**WRITTEN EXERCISE:**
The passage about B starting school quotes provisions from his statement of educational needs. List every provision it quotes.

**DOCUMENT EXCERPT:**

I shouldn’t be too hard on myself about the choice of school, because in fact we had no choice. The statement arrived half way through the holidays but of course his place had been decided way before that. The locality of the school and the fact that his brother was going there made it the obvious choice. And it’s a good school. Their results (like they matter) are always excellent and I would say, as a mainstream school, they are amongst the best in the area. I’m sure our neuro-typical son will do very well there. But the way they responded to B was like an autistic child had never stepped foot in their school before. In hindsight we could have perhaps been looking elsewhere. Perhaps it’s not too late.
Any school taking him on has a big responsibility to provide for him. Today, I read through his statement again. I’ve never seen a statement of educational needs before, but it seems very extensive in its outline of provision. Once it has been finalised, the school has a responsibility to deliver what it says he needs. This includes a “suitably modified and differentiated curriculum”, “structured daily programmes of support”, even things like, “careful arrangement of the classroom”. The school are answerable to a lot. I hope they can deliver.
Today, we finally got round to putting B in his school uniform for the first time. We managed to hold back the tears as I attempted to get him standing still long enough for a photo. He looked so grown up, no longer our baby. I think this is what worries me the most- up until now, B has never had to be anything but our baby. His circumstances have never changed before in his life. Developmental delay and autism have never mattered really because he’s always been at home. Whether he was one, two or three, his life was the same. There were none of the expectations of him that will be there once he starts school. Everything changes now. There will be so much he cannot do, so much of school life that is confusing, upsetting and inaccessible to him. Children will stare at him. His brother will get grief about it, maybe start thinking about him differently. I can’t help but ask myself, ‘how is this going to work?’
I need to look on the bright side. There is support in place. He won’t come to harm. He does not have the autistic tendency to dislike change, so he should be okay. I don’t think he understands what going to school entails at all, but he is quite happy about the idea when you ask him.

**INFORMATION PROVIDED:**
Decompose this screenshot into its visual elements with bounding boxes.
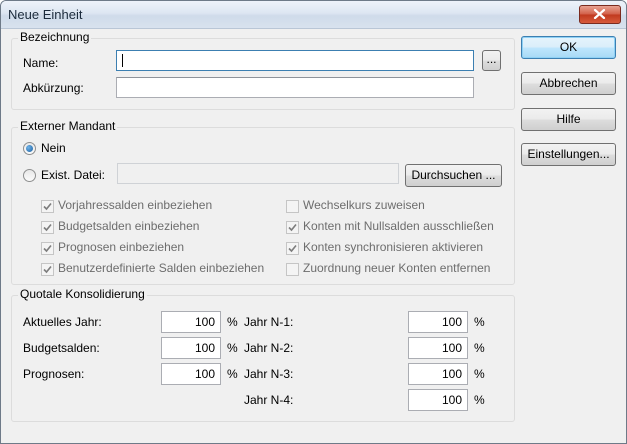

**OUTPUT FOR THIS EXERCISE:**
- "suitably modified and differentiated curriculum"
- "structured daily programmes of support"
- "careful arrangement of the classroom"